__Extracted data entries__.
============================================================

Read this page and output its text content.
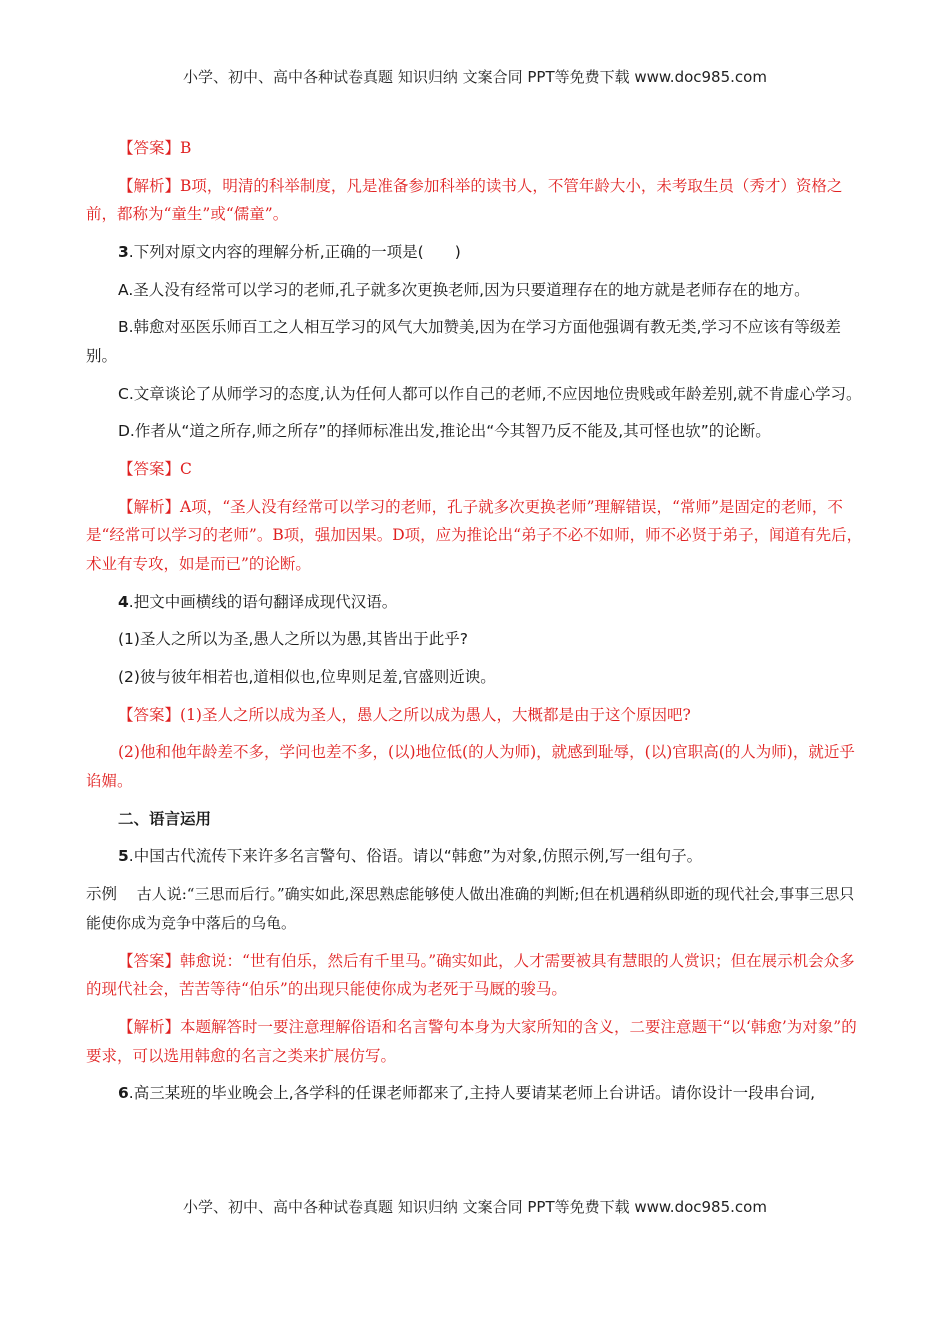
小学、初中、高中各种试卷真题 知识归纳 文案合同 PPT等免费下载 www.doc985.com

【答案】B

【解析】B项，明清的科举制度，凡是准备参加科举的读书人，不管年龄大小，未考取生员（秀才）资格之前，都称为“童生”或“儒童”。

3.下列对原文内容的理解分析,正确的一项是(　　)

A.圣人没有经常可以学习的老师,孔子就多次更换老师,因为只要道理存在的地方就是老师存在的地方。

B.韩愈对巫医乐师百工之人相互学习的风气大加赞美,因为在学习方面他强调有教无类,学习不应该有等级差别。

C.文章谈论了从师学习的态度,认为任何人都可以作自己的老师,不应因地位贵贱或年龄差别,就不肯虚心学习。

D.作者从“道之所存,师之所存”的择师标准出发,推论出“今其智乃反不能及,其可怪也欤”的论断。

【答案】C

【解析】A项，“圣人没有经常可以学习的老师，孔子就多次更换老师”理解错误，“常师”是固定的老师，不是“经常可以学习的老师”。B项，强加因果。D项，应为推论出“弟子不必不如师，师不必贤于弟子，闻道有先后，术业有专攻，如是而已”的论断。

4.把文中画横线的语句翻译成现代汉语。

(1)圣人之所以为圣,愚人之所以为愚,其皆出于此乎?

(2)彼与彼年相若也,道相似也,位卑则足羞,官盛则近谀。

【答案】(1)圣人之所以成为圣人，愚人之所以成为愚人，大概都是由于这个原因吧?

(2)他和他年龄差不多，学问也差不多，(以)地位低(的人为师)，就感到耻辱，(以)官职高(的人为师)，就近乎谄媚。

二、语言运用

5.中国古代流传下来许多名言警句、俗语。请以“韩愈”为对象,仿照示例,写一组句子。

示例 古人说:“三思而后行。”确实如此,深思熟虑能够使人做出准确的判断;但在机遇稍纵即逝的现代社会,事事三思只能使你成为竞争中落后的乌龟。

【答案】韩愈说：“世有伯乐，然后有千里马。”确实如此，人才需要被具有慧眼的人赏识；但在展示机会众多的现代社会，苦苦等待“伯乐”的出现只能使你成为老死于马厩的骏马。

【解析】本题解答时一要注意理解俗语和名言警句本身为大家所知的含义，二要注意题干“以‘韩愈’为对象”的要求，可以选用韩愈的名言之类来扩展仿写。

6.高三某班的毕业晚会上,各学科的任课老师都来了,主持人要请某老师上台讲话。请你设计一段串台词,

小学、初中、高中各种试卷真题 知识归纳 文案合同 PPT等免费下载 www.doc985.com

============================================================

__SET PROBLEM__. Return all of the entries word for word, but omit the pictures.

__TASK RESPONSE__.
Read this page and output its text content.
小学、初中、高中各种试卷真题 知识归纳 文案合同 PPT等免费下载 www.doc985.com

【答案】B

【解析】B项，明清的科举制度，凡是准备参加科举的读书人，不管年龄大小，未考取生员（秀才）资格之前，都称为“童生”或“儒童”。

3.下列对原文内容的理解分析,正确的一项是(　　)

A.圣人没有经常可以学习的老师,孔子就多次更换老师,因为只要道理存在的地方就是老师存在的地方。

B.韩愈对巫医乐师百工之人相互学习的风气大加赞美,因为在学习方面他强调有教无类,学习不应该有等级差别。

C.文章谈论了从师学习的态度,认为任何人都可以作自己的老师,不应因地位贵贱或年龄差别,就不肯虚心学习。

D.作者从“道之所存,师之所存”的择师标准出发,推论出“今其智乃反不能及,其可怪也欤”的论断。

【答案】C

【解析】A项，“圣人没有经常可以学习的老师，孔子就多次更换老师”理解错误，“常师”是固定的老师，不是“经常可以学习的老师”。B项，强加因果。D项，应为推论出“弟子不必不如师，师不必贤于弟子，闻道有先后，术业有专攻，如是而已”的论断。

4.把文中画横线的语句翻译成现代汉语。

(1)圣人之所以为圣,愚人之所以为愚,其皆出于此乎?

(2)彼与彼年相若也,道相似也,位卑则足羞,官盛则近谀。

【答案】(1)圣人之所以成为圣人，愚人之所以成为愚人，大概都是由于这个原因吧?

(2)他和他年龄差不多，学问也差不多，(以)地位低(的人为师)，就感到耻辱，(以)官职高(的人为师)，就近乎谄媚。

二、语言运用

5.中国古代流传下来许多名言警句、俗语。请以“韩愈”为对象,仿照示例,写一组句子。

示例 古人说:“三思而后行。”确实如此,深思熟虑能够使人做出准确的判断;但在机遇稍纵即逝的现代社会,事事三思只能使你成为竞争中落后的乌龟。

【答案】韩愈说：“世有伯乐，然后有千里马。”确实如此，人才需要被具有慧眼的人赏识；但在展示机会众多的现代社会，苦苦等待“伯乐”的出现只能使你成为老死于马厩的骏马。

【解析】本题解答时一要注意理解俗语和名言警句本身为大家所知的含义，二要注意题干“以‘韩愈’为对象”的要求，可以选用韩愈的名言之类来扩展仿写。

6.高三某班的毕业晚会上,各学科的任课老师都来了,主持人要请某老师上台讲话。请你设计一段串台词,

小学、初中、高中各种试卷真题 知识归纳 文案合同 PPT等免费下载 www.doc985.com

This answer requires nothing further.